Task to carry out — Exclude all pictures, then copy each of the records exactly as written.

***

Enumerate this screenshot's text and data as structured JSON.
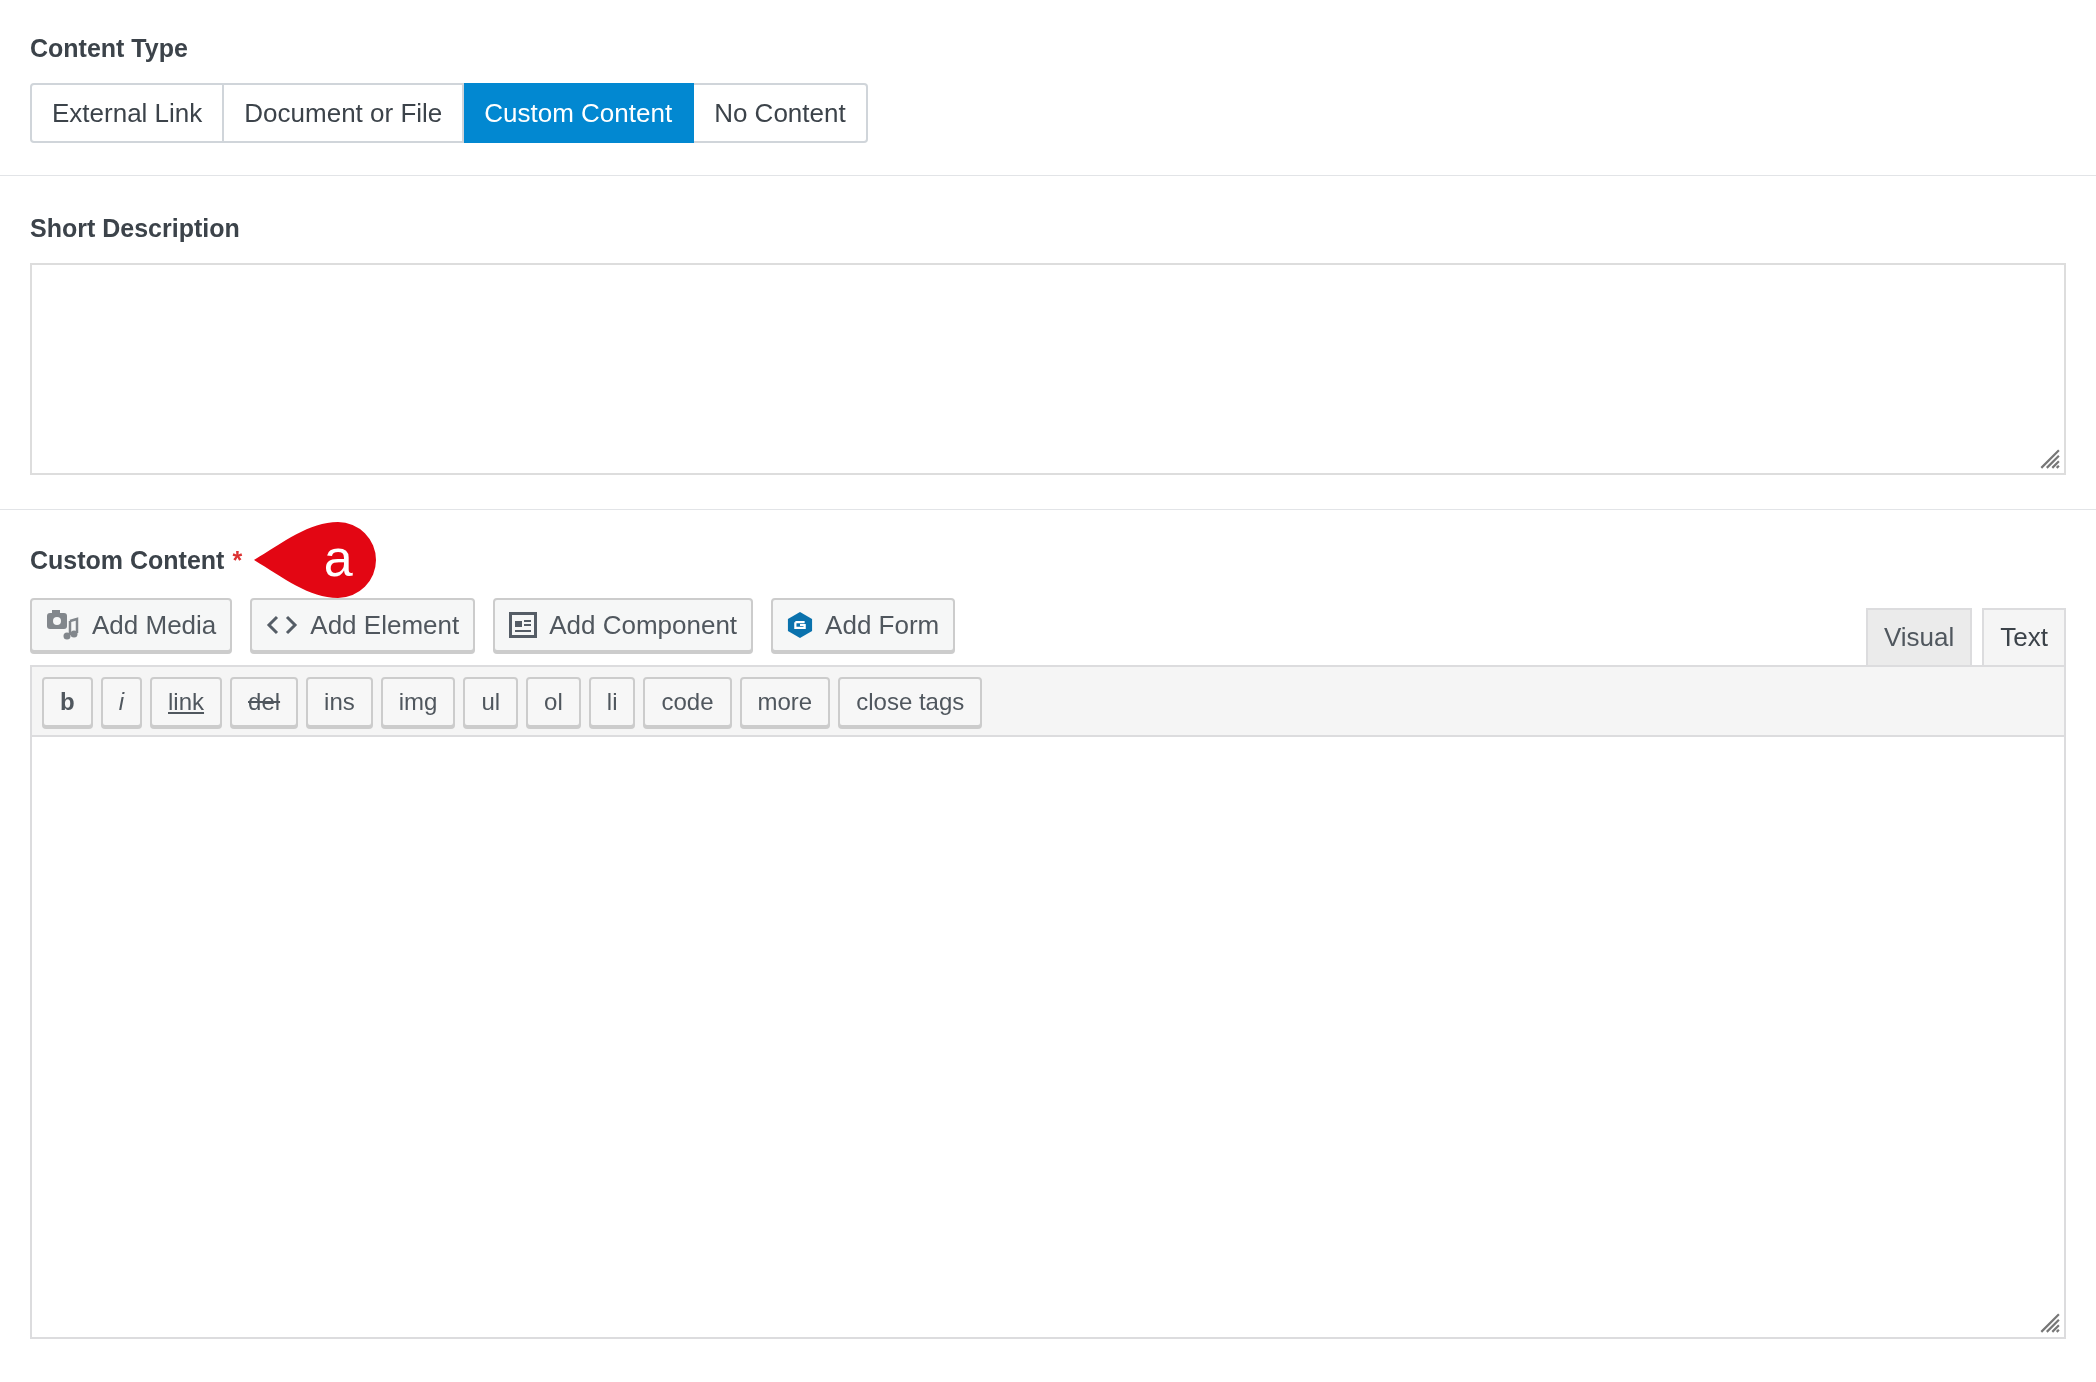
{
  "content_type": {
    "label": "Content Type",
    "options": [
      {
        "label": "External Link",
        "selected": false
      },
      {
        "label": "Document or File",
        "selected": false
      },
      {
        "label": "Custom Content",
        "selected": true
      },
      {
        "label": "No Content",
        "selected": false
      }
    ]
  },
  "short_description": {
    "label": "Short Description"
  },
  "custom_content": {
    "label": "Custom Content",
    "required_mark": "*",
    "callout": "a",
    "media_buttons": [
      {
        "kind": "media",
        "label": "Add Media"
      },
      {
        "kind": "element",
        "label": "Add Element"
      },
      {
        "kind": "component",
        "label": "Add Component"
      },
      {
        "kind": "form",
        "label": "Add Form"
      }
    ],
    "editor_tabs": [
      {
        "label": "Visual",
        "selected": false
      },
      {
        "label": "Text",
        "selected": true
      }
    ],
    "quicktags": [
      {
        "kind": "bold",
        "label": "b"
      },
      {
        "kind": "italic",
        "label": "i"
      },
      {
        "kind": "underline",
        "label": "link"
      },
      {
        "kind": "strike",
        "label": "del"
      },
      {
        "kind": "plain",
        "label": "ins"
      },
      {
        "kind": "plain",
        "label": "img"
      },
      {
        "kind": "plain",
        "label": "ul"
      },
      {
        "kind": "plain",
        "label": "ol"
      },
      {
        "kind": "plain",
        "label": "li"
      },
      {
        "kind": "plain",
        "label": "code"
      },
      {
        "kind": "plain",
        "label": "more"
      },
      {
        "kind": "plain",
        "label": "close tags"
      }
    ]
  }
}
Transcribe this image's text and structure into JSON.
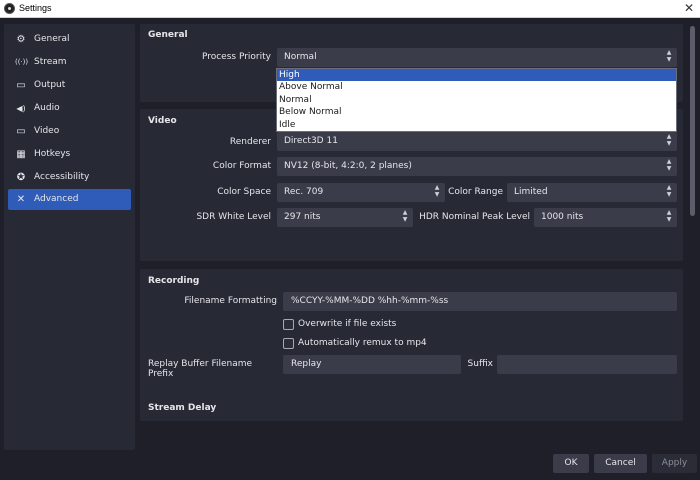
{
  "window": {
    "title": "Settings",
    "close": "✕"
  },
  "sidebar": {
    "items": [
      {
        "label": "General",
        "icon": "gear-icon",
        "glyph": "⚙"
      },
      {
        "label": "Stream",
        "icon": "antenna-icon",
        "glyph": "((·))"
      },
      {
        "label": "Output",
        "icon": "output-icon",
        "glyph": "▭"
      },
      {
        "label": "Audio",
        "icon": "speaker-icon",
        "glyph": "◀)"
      },
      {
        "label": "Video",
        "icon": "monitor-icon",
        "glyph": "▭"
      },
      {
        "label": "Hotkeys",
        "icon": "keyboard-icon",
        "glyph": "▦"
      },
      {
        "label": "Accessibility",
        "icon": "accessibility-icon",
        "glyph": "✪"
      },
      {
        "label": "Advanced",
        "icon": "wrench-icon",
        "glyph": "✕",
        "active": true
      }
    ]
  },
  "general": {
    "title": "General",
    "process_priority": {
      "label": "Process Priority",
      "value": "Normal",
      "options": [
        "High",
        "Above Normal",
        "Normal",
        "Below Normal",
        "Idle"
      ],
      "highlighted": "High"
    }
  },
  "video": {
    "title": "Video",
    "renderer": {
      "label": "Renderer",
      "value": "Direct3D 11"
    },
    "color_format": {
      "label": "Color Format",
      "value": "NV12 (8-bit, 4:2:0, 2 planes)"
    },
    "color_space": {
      "label": "Color Space",
      "value": "Rec. 709"
    },
    "color_range": {
      "label": "Color Range",
      "value": "Limited"
    },
    "sdr_white_level": {
      "label": "SDR White Level",
      "value": "297 nits"
    },
    "hdr_peak_level": {
      "label": "HDR Nominal Peak Level",
      "value": "1000 nits"
    }
  },
  "recording": {
    "title": "Recording",
    "filename_formatting": {
      "label": "Filename Formatting",
      "value": "%CCYY-%MM-%DD %hh-%mm-%ss"
    },
    "overwrite": {
      "label": "Overwrite if file exists",
      "checked": false
    },
    "remux": {
      "label": "Automatically remux to mp4",
      "checked": false
    },
    "replay_prefix": {
      "label": "Replay Buffer Filename Prefix",
      "value": "Replay"
    },
    "suffix": {
      "label": "Suffix",
      "value": ""
    }
  },
  "stream_delay": {
    "title": "Stream Delay"
  },
  "footer": {
    "ok": "OK",
    "cancel": "Cancel",
    "apply": "Apply"
  }
}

***

Finished task —
Enumerate this screenshot's text and data as structured JSON.
{
  "content_type": {
    "label": "Content Type",
    "options": [
      {
        "label": "External Link",
        "selected": false
      },
      {
        "label": "Document or File",
        "selected": false
      },
      {
        "label": "Custom Content",
        "selected": true
      },
      {
        "label": "No Content",
        "selected": false
      }
    ]
  },
  "short_description": {
    "label": "Short Description"
  },
  "custom_content": {
    "label": "Custom Content",
    "required_mark": "*",
    "callout": "a",
    "media_buttons": [
      {
        "kind": "media",
        "label": "Add Media"
      },
      {
        "kind": "element",
        "label": "Add Element"
      },
      {
        "kind": "component",
        "label": "Add Component"
      },
      {
        "kind": "form",
        "label": "Add Form"
      }
    ],
    "editor_tabs": [
      {
        "label": "Visual",
        "selected": false
      },
      {
        "label": "Text",
        "selected": true
      }
    ],
    "quicktags": [
      {
        "kind": "bold",
        "label": "b"
      },
      {
        "kind": "italic",
        "label": "i"
      },
      {
        "kind": "underline",
        "label": "link"
      },
      {
        "kind": "strike",
        "label": "del"
      },
      {
        "kind": "plain",
        "label": "ins"
      },
      {
        "kind": "plain",
        "label": "img"
      },
      {
        "kind": "plain",
        "label": "ul"
      },
      {
        "kind": "plain",
        "label": "ol"
      },
      {
        "kind": "plain",
        "label": "li"
      },
      {
        "kind": "plain",
        "label": "code"
      },
      {
        "kind": "plain",
        "label": "more"
      },
      {
        "kind": "plain",
        "label": "close tags"
      }
    ]
  }
}
Transcribe this image's text and structure into JSON.
{
  "window": {
    "title": "Settings",
    "close": "✕"
  },
  "sidebar": {
    "items": [
      {
        "label": "General",
        "icon": "gear-icon",
        "glyph": "⚙"
      },
      {
        "label": "Stream",
        "icon": "antenna-icon",
        "glyph": "((·))"
      },
      {
        "label": "Output",
        "icon": "output-icon",
        "glyph": "▭"
      },
      {
        "label": "Audio",
        "icon": "speaker-icon",
        "glyph": "◀)"
      },
      {
        "label": "Video",
        "icon": "monitor-icon",
        "glyph": "▭"
      },
      {
        "label": "Hotkeys",
        "icon": "keyboard-icon",
        "glyph": "▦"
      },
      {
        "label": "Accessibility",
        "icon": "accessibility-icon",
        "glyph": "✪"
      },
      {
        "label": "Advanced",
        "icon": "wrench-icon",
        "glyph": "✕",
        "active": true
      }
    ]
  },
  "general": {
    "title": "General",
    "process_priority": {
      "label": "Process Priority",
      "value": "Normal",
      "options": [
        "High",
        "Above Normal",
        "Normal",
        "Below Normal",
        "Idle"
      ],
      "highlighted": "High"
    }
  },
  "video": {
    "title": "Video",
    "renderer": {
      "label": "Renderer",
      "value": "Direct3D 11"
    },
    "color_format": {
      "label": "Color Format",
      "value": "NV12 (8-bit, 4:2:0, 2 planes)"
    },
    "color_space": {
      "label": "Color Space",
      "value": "Rec. 709"
    },
    "color_range": {
      "label": "Color Range",
      "value": "Limited"
    },
    "sdr_white_level": {
      "label": "SDR White Level",
      "value": "297 nits"
    },
    "hdr_peak_level": {
      "label": "HDR Nominal Peak Level",
      "value": "1000 nits"
    }
  },
  "recording": {
    "title": "Recording",
    "filename_formatting": {
      "label": "Filename Formatting",
      "value": "%CCYY-%MM-%DD %hh-%mm-%ss"
    },
    "overwrite": {
      "label": "Overwrite if file exists",
      "checked": false
    },
    "remux": {
      "label": "Automatically remux to mp4",
      "checked": false
    },
    "replay_prefix": {
      "label": "Replay Buffer Filename Prefix",
      "value": "Replay"
    },
    "suffix": {
      "label": "Suffix",
      "value": ""
    }
  },
  "stream_delay": {
    "title": "Stream Delay"
  },
  "footer": {
    "ok": "OK",
    "cancel": "Cancel",
    "apply": "Apply"
  }
}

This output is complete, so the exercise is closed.